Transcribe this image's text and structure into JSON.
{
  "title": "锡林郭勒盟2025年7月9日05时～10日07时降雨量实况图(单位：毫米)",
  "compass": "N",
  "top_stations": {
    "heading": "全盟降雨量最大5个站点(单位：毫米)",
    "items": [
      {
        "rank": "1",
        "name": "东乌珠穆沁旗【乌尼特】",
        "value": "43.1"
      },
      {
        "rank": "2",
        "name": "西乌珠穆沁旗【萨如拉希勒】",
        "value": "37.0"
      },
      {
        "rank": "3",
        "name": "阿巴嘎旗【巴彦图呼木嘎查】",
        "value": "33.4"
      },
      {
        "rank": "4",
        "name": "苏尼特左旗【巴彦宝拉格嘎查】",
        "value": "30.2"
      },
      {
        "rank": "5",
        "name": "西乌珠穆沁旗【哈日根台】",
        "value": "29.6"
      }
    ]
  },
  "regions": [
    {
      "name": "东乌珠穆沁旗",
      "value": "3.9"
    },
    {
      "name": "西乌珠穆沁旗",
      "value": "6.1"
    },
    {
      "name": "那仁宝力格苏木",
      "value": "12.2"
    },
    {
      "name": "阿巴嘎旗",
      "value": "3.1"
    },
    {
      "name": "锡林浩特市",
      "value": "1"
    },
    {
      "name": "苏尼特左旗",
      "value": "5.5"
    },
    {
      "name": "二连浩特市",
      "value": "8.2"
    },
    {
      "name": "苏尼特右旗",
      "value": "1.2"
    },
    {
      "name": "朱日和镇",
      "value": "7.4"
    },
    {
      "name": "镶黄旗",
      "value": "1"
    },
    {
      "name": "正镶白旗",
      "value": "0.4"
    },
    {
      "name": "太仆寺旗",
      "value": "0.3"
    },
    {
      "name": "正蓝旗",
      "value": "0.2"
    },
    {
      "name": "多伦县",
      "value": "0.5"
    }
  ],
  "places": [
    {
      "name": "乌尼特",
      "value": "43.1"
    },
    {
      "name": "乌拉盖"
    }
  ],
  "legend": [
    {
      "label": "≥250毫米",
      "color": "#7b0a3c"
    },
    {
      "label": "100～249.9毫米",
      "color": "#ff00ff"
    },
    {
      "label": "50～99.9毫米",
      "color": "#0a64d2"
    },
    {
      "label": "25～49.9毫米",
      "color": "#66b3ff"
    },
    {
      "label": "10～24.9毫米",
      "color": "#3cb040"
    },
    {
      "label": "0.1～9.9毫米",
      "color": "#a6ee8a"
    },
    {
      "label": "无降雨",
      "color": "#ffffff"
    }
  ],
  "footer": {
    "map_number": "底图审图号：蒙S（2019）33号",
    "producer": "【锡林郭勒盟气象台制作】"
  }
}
━━━━━━━━━━
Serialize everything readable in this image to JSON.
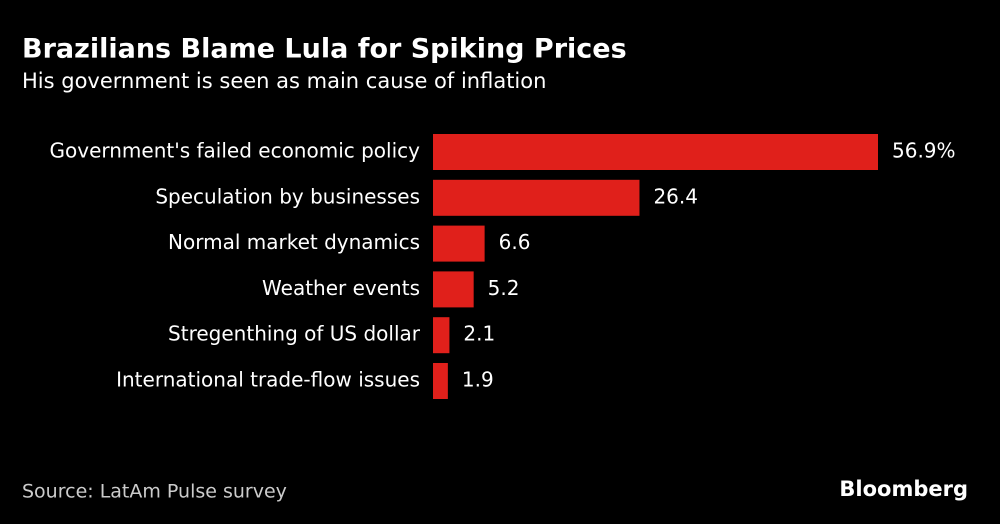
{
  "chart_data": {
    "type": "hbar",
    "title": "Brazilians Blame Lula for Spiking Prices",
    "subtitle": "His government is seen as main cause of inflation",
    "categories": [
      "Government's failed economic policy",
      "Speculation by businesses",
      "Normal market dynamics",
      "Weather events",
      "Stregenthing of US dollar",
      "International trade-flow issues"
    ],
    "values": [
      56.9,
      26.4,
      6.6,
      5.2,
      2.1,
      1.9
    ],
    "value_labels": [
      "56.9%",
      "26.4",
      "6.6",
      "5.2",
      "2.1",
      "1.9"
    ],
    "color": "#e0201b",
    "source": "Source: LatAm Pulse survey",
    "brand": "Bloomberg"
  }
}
━━━━━━━━━━
▸ What is expected:
Extract all lines of the records above that include "this".

▸ Task response:
Transcribe this image's text and structure into JSON.
Serialize everything readable in this image to JSON.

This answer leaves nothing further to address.